Repeat exactly the lines from the line containing "Read all visible content and emit it as JSON." through the last line of the records below, inclusive, and nothing else.
** BEGIN Provided information **
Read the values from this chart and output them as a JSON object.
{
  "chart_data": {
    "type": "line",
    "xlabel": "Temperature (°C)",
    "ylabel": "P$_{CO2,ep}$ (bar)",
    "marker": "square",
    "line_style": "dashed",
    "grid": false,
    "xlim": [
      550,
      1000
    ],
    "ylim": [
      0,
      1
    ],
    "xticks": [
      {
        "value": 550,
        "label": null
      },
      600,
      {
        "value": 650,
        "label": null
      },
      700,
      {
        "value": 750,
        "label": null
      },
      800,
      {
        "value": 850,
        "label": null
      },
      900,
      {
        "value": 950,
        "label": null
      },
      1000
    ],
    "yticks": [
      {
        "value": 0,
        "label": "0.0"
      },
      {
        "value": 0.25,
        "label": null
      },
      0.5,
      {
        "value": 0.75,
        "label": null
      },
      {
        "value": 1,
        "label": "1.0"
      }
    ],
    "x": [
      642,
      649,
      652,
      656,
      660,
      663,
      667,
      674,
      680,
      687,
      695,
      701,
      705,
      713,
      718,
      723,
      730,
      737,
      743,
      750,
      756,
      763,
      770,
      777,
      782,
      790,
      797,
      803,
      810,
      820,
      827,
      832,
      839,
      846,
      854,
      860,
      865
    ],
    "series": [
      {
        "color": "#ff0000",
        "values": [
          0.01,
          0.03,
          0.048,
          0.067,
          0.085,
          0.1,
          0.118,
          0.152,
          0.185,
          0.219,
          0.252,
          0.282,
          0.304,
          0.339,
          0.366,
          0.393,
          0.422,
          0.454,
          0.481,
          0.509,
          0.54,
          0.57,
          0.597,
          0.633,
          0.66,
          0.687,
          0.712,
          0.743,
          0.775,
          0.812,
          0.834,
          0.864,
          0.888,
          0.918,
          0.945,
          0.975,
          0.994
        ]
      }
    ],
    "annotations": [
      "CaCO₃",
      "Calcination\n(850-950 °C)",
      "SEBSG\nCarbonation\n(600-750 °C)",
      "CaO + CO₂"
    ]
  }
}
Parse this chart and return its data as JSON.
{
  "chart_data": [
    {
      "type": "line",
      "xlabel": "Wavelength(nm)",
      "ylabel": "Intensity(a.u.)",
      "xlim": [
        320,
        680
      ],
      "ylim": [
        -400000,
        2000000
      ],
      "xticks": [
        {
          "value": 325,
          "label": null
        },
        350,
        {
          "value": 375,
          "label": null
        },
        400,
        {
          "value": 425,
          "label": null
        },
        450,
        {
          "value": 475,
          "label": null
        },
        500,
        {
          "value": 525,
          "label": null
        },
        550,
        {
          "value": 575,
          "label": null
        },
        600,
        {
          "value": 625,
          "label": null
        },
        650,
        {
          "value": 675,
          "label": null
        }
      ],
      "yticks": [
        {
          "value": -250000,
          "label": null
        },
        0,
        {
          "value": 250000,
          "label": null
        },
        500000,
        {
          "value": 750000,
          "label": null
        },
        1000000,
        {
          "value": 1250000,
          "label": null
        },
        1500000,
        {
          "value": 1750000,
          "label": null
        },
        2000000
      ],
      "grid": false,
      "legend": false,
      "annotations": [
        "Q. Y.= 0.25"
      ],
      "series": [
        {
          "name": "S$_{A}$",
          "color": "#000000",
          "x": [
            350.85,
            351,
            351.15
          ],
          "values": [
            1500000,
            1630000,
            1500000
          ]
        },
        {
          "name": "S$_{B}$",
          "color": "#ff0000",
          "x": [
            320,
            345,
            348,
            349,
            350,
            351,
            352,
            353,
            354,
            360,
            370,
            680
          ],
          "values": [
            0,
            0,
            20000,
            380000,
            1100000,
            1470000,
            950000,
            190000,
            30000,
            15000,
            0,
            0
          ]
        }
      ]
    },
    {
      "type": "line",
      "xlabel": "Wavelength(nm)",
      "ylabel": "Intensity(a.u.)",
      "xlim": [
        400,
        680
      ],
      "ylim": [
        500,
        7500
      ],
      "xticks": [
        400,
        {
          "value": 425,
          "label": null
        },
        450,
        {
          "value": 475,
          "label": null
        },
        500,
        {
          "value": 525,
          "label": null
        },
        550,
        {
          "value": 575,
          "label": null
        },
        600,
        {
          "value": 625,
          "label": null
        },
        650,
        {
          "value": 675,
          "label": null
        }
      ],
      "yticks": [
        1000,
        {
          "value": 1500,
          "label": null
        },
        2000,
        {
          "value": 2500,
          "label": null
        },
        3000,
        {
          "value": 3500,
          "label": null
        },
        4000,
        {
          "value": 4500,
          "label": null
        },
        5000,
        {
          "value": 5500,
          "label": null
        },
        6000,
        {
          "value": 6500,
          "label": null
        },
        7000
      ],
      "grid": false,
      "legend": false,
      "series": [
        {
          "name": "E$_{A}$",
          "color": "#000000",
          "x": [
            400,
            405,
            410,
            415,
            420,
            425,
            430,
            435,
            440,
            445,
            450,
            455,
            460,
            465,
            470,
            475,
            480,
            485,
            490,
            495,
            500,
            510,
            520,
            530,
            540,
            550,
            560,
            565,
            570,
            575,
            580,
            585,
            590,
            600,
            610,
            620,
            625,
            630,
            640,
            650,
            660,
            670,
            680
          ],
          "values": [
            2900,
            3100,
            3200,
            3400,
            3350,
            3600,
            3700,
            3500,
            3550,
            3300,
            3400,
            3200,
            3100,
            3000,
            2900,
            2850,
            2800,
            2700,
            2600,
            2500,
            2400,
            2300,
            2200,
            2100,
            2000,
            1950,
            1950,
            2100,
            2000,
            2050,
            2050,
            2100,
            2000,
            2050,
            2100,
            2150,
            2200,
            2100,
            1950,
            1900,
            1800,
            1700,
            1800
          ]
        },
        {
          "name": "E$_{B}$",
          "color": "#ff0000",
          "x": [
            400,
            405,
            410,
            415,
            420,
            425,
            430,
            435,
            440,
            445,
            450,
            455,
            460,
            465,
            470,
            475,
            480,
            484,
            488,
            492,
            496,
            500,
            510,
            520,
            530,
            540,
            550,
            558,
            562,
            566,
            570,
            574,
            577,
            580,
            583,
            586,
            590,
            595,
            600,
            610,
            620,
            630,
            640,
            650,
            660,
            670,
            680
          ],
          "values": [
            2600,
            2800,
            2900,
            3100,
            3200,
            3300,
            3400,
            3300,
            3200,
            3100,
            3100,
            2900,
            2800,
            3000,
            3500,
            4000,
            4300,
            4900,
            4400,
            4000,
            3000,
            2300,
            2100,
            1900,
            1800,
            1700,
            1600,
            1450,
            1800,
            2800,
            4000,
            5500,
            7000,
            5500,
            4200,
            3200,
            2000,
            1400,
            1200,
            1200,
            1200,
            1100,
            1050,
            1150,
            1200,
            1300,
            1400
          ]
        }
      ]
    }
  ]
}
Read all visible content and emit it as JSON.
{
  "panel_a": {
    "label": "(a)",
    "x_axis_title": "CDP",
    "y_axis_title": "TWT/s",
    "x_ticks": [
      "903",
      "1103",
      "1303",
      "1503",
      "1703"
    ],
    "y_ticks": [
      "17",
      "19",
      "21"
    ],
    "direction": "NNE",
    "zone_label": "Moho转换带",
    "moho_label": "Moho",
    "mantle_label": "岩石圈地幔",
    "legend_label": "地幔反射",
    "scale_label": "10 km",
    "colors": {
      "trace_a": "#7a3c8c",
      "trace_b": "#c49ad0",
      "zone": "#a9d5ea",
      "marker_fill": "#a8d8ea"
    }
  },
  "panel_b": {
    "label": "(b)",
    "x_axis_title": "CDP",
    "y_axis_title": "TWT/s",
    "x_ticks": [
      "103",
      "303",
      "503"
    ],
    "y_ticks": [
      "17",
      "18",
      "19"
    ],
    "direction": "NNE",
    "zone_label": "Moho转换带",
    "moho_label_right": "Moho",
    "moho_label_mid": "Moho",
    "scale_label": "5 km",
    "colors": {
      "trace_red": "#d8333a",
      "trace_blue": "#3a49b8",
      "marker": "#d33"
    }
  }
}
** END Provided information **
-- Right answer --
Read all visible content and emit it as JSON.
{
  "panel_a": {
    "label": "(a)",
    "x_axis_title": "CDP",
    "y_axis_title": "TWT/s",
    "x_ticks": [
      "903",
      "1103",
      "1303",
      "1503",
      "1703"
    ],
    "y_ticks": [
      "17",
      "19",
      "21"
    ],
    "direction": "NNE",
    "zone_label": "Moho转换带",
    "moho_label": "Moho",
    "mantle_label": "岩石圈地幔",
    "legend_label": "地幔反射",
    "scale_label": "10 km",
    "colors": {
      "trace_a": "#7a3c8c",
      "trace_b": "#c49ad0",
      "zone": "#a9d5ea",
      "marker_fill": "#a8d8ea"
    }
  },
  "panel_b": {
    "label": "(b)",
    "x_axis_title": "CDP",
    "y_axis_title": "TWT/s",
    "x_ticks": [
      "103",
      "303",
      "503"
    ],
    "y_ticks": [
      "17",
      "18",
      "19"
    ],
    "direction": "NNE",
    "zone_label": "Moho转换带",
    "moho_label_right": "Moho",
    "moho_label_mid": "Moho",
    "scale_label": "5 km",
    "colors": {
      "trace_red": "#d8333a",
      "trace_blue": "#3a49b8",
      "marker": "#d33"
    }
  }
}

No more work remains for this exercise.